**Aim of the exercise**
Would you transcribe all of the data exactly, down to the last character?

§

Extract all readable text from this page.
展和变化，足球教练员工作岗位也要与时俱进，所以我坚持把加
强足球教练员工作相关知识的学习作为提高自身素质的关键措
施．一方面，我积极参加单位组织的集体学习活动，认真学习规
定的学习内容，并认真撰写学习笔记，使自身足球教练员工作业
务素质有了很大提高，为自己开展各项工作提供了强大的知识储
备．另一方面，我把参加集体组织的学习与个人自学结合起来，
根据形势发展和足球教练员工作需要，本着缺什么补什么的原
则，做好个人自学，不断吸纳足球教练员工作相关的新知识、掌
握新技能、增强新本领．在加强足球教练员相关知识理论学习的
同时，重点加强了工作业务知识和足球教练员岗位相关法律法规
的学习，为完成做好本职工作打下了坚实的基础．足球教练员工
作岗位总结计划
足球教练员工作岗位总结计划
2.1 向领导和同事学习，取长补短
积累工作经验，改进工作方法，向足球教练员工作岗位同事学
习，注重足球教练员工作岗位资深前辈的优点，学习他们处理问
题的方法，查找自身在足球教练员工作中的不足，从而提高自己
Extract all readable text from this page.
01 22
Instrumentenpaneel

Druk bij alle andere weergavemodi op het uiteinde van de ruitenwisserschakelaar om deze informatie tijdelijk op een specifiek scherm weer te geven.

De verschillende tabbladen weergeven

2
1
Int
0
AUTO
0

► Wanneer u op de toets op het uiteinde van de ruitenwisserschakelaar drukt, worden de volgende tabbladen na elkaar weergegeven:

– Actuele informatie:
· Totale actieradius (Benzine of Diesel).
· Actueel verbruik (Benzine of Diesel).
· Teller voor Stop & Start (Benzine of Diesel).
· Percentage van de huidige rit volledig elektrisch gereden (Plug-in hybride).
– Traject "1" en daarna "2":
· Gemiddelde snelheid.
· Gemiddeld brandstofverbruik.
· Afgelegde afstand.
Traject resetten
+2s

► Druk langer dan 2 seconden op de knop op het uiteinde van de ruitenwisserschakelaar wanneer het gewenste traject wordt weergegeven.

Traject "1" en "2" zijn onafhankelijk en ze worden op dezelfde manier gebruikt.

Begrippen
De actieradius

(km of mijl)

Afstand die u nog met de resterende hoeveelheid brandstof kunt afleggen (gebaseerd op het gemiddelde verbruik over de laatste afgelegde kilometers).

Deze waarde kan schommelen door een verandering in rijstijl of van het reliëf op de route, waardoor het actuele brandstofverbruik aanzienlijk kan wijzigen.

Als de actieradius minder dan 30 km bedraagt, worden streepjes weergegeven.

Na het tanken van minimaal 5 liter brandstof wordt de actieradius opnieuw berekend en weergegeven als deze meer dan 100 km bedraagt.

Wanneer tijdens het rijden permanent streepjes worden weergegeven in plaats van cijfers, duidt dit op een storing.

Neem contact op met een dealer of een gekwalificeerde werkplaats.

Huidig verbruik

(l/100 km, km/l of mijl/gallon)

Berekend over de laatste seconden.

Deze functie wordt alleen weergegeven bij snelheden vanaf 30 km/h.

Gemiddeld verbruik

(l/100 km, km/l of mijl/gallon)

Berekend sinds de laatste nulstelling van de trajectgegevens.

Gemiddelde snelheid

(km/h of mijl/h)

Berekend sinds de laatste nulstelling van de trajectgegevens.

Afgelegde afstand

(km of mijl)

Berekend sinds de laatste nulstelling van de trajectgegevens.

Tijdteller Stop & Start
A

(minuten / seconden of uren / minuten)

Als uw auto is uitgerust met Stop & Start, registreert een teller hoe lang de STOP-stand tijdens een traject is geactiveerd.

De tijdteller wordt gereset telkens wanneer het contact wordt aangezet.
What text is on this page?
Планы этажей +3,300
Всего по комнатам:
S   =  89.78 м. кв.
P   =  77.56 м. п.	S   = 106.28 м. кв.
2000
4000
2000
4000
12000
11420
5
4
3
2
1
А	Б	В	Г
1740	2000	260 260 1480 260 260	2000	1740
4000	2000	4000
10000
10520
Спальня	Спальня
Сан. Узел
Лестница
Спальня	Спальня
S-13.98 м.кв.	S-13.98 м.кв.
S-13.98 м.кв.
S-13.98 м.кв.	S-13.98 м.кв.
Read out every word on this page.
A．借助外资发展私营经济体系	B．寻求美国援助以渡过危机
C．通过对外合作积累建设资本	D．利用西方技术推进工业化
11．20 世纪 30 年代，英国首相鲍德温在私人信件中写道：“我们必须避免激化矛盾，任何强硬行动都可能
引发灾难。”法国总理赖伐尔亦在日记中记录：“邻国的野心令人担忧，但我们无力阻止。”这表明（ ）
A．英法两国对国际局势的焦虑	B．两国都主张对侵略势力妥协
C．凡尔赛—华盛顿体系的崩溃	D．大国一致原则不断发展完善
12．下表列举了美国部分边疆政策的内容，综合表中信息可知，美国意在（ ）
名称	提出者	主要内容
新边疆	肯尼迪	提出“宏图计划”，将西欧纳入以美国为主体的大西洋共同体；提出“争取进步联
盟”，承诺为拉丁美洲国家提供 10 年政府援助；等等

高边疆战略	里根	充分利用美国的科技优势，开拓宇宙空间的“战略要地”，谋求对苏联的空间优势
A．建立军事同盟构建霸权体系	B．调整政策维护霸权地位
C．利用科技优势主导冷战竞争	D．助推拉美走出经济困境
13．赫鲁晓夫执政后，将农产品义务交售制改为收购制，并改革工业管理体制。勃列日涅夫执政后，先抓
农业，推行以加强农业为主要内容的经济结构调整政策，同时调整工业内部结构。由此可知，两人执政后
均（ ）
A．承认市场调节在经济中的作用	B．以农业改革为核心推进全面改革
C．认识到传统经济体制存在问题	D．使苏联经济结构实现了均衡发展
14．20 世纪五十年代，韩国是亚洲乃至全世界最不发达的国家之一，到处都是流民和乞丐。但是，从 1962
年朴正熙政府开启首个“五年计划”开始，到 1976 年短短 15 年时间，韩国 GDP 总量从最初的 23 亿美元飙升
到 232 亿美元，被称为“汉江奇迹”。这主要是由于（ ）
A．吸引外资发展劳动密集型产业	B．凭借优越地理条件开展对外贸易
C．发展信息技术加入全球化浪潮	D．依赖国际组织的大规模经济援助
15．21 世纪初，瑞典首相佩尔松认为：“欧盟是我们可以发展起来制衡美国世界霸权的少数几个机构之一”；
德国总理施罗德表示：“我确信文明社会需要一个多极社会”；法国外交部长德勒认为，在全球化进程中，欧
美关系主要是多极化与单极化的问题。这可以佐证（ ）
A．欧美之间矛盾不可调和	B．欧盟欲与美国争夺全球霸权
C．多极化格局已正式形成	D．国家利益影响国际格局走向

§

**Correct output**
Extract all readable text from this page.
展和变化，足球教练员工作岗位也要与时俱进，所以我坚持把加
强足球教练员工作相关知识的学习作为提高自身素质的关键措
施．一方面，我积极参加单位组织的集体学习活动，认真学习规
定的学习内容，并认真撰写学习笔记，使自身足球教练员工作业
务素质有了很大提高，为自己开展各项工作提供了强大的知识储
备．另一方面，我把参加集体组织的学习与个人自学结合起来，
根据形势发展和足球教练员工作需要，本着缺什么补什么的原
则，做好个人自学，不断吸纳足球教练员工作相关的新知识、掌
握新技能、增强新本领．在加强足球教练员相关知识理论学习的
同时，重点加强了工作业务知识和足球教练员岗位相关法律法规
的学习，为完成做好本职工作打下了坚实的基础．足球教练员工
作岗位总结计划
足球教练员工作岗位总结计划
2.1 向领导和同事学习，取长补短
积累工作经验，改进工作方法，向足球教练员工作岗位同事学
习，注重足球教练员工作岗位资深前辈的优点，学习他们处理问
题的方法，查找自身在足球教练员工作中的不足，从而提高自己
Extract all readable text from this page.
01 22
Instrumentenpaneel

Druk bij alle andere weergavemodi op het uiteinde van de ruitenwisserschakelaar om deze informatie tijdelijk op een specifiek scherm weer te geven.

De verschillende tabbladen weergeven

2
1
Int
0
AUTO
0

► Wanneer u op de toets op het uiteinde van de ruitenwisserschakelaar drukt, worden de volgende tabbladen na elkaar weergegeven:

– Actuele informatie:
· Totale actieradius (Benzine of Diesel).
· Actueel verbruik (Benzine of Diesel).
· Teller voor Stop & Start (Benzine of Diesel).
· Percentage van de huidige rit volledig elektrisch gereden (Plug-in hybride).
– Traject "1" en daarna "2":
· Gemiddelde snelheid.
· Gemiddeld brandstofverbruik.
· Afgelegde afstand.
Traject resetten
+2s

► Druk langer dan 2 seconden op de knop op het uiteinde van de ruitenwisserschakelaar wanneer het gewenste traject wordt weergegeven.

Traject "1" en "2" zijn onafhankelijk en ze worden op dezelfde manier gebruikt.

Begrippen
De actieradius

(km of mijl)

Afstand die u nog met de resterende hoeveelheid brandstof kunt afleggen (gebaseerd op het gemiddelde verbruik over de laatste afgelegde kilometers).

Deze waarde kan schommelen door een verandering in rijstijl of van het reliëf op de route, waardoor het actuele brandstofverbruik aanzienlijk kan wijzigen.

Als de actieradius minder dan 30 km bedraagt, worden streepjes weergegeven.

Na het tanken van minimaal 5 liter brandstof wordt de actieradius opnieuw berekend en weergegeven als deze meer dan 100 km bedraagt.

Wanneer tijdens het rijden permanent streepjes worden weergegeven in plaats van cijfers, duidt dit op een storing.

Neem contact op met een dealer of een gekwalificeerde werkplaats.

Huidig verbruik

(l/100 km, km/l of mijl/gallon)

Berekend over de laatste seconden.

Deze functie wordt alleen weergegeven bij snelheden vanaf 30 km/h.

Gemiddeld verbruik

(l/100 km, km/l of mijl/gallon)

Berekend sinds de laatste nulstelling van de trajectgegevens.

Gemiddelde snelheid

(km/h of mijl/h)

Berekend sinds de laatste nulstelling van de trajectgegevens.

Afgelegde afstand

(km of mijl)

Berekend sinds de laatste nulstelling van de trajectgegevens.

Tijdteller Stop & Start
A

(minuten / seconden of uren / minuten)

Als uw auto is uitgerust met Stop & Start, registreert een teller hoe lang de STOP-stand tijdens een traject is geactiveerd.

De tijdteller wordt gereset telkens wanneer het contact wordt aangezet.
What text is on this page?
Планы этажей +3,300
Всего по комнатам:
S   =  89.78 м. кв.
P   =  77.56 м. п.	S   = 106.28 м. кв.
2000
4000
2000
4000
12000
11420
5
4
3
2
1
А	Б	В	Г
1740	2000	260 260 1480 260 260	2000	1740
4000	2000	4000
10000
10520
Спальня	Спальня
Сан. Узел
Лестница
Спальня	Спальня
S-13.98 м.кв.	S-13.98 м.кв.
S-13.98 м.кв.
S-13.98 м.кв.	S-13.98 м.кв.
Read out every word on this page.
A．借助外资发展私营经济体系	B．寻求美国援助以渡过危机
C．通过对外合作积累建设资本	D．利用西方技术推进工业化
11．20 世纪 30 年代，英国首相鲍德温在私人信件中写道：“我们必须避免激化矛盾，任何强硬行动都可能
引发灾难。”法国总理赖伐尔亦在日记中记录：“邻国的野心令人担忧，但我们无力阻止。”这表明（ ）
A．英法两国对国际局势的焦虑	B．两国都主张对侵略势力妥协
C．凡尔赛—华盛顿体系的崩溃	D．大国一致原则不断发展完善
12．下表列举了美国部分边疆政策的内容，综合表中信息可知，美国意在（ ）
名称	提出者	主要内容
新边疆	肯尼迪	提出“宏图计划”，将西欧纳入以美国为主体的大西洋共同体；提出“争取进步联
盟”，承诺为拉丁美洲国家提供 10 年政府援助；等等

高边疆战略	里根	充分利用美国的科技优势，开拓宇宙空间的“战略要地”，谋求对苏联的空间优势
A．建立军事同盟构建霸权体系	B．调整政策维护霸权地位
C．利用科技优势主导冷战竞争	D．助推拉美走出经济困境
13．赫鲁晓夫执政后，将农产品义务交售制改为收购制，并改革工业管理体制。勃列日涅夫执政后，先抓
农业，推行以加强农业为主要内容的经济结构调整政策，同时调整工业内部结构。由此可知，两人执政后
均（ ）
A．承认市场调节在经济中的作用	B．以农业改革为核心推进全面改革
C．认识到传统经济体制存在问题	D．使苏联经济结构实现了均衡发展
14．20 世纪五十年代，韩国是亚洲乃至全世界最不发达的国家之一，到处都是流民和乞丐。但是，从 1962
年朴正熙政府开启首个“五年计划”开始，到 1976 年短短 15 年时间，韩国 GDP 总量从最初的 23 亿美元飙升
到 232 亿美元，被称为“汉江奇迹”。这主要是由于（ ）
A．吸引外资发展劳动密集型产业	B．凭借优越地理条件开展对外贸易
C．发展信息技术加入全球化浪潮	D．依赖国际组织的大规模经济援助
15．21 世纪初，瑞典首相佩尔松认为：“欧盟是我们可以发展起来制衡美国世界霸权的少数几个机构之一”；
德国总理施罗德表示：“我确信文明社会需要一个多极社会”；法国外交部长德勒认为，在全球化进程中，欧
美关系主要是多极化与单极化的问题。这可以佐证（ ）
A．欧美之间矛盾不可调和	B．欧盟欲与美国争夺全球霸权
C．多极化格局已正式形成	D．国家利益影响国际格局走向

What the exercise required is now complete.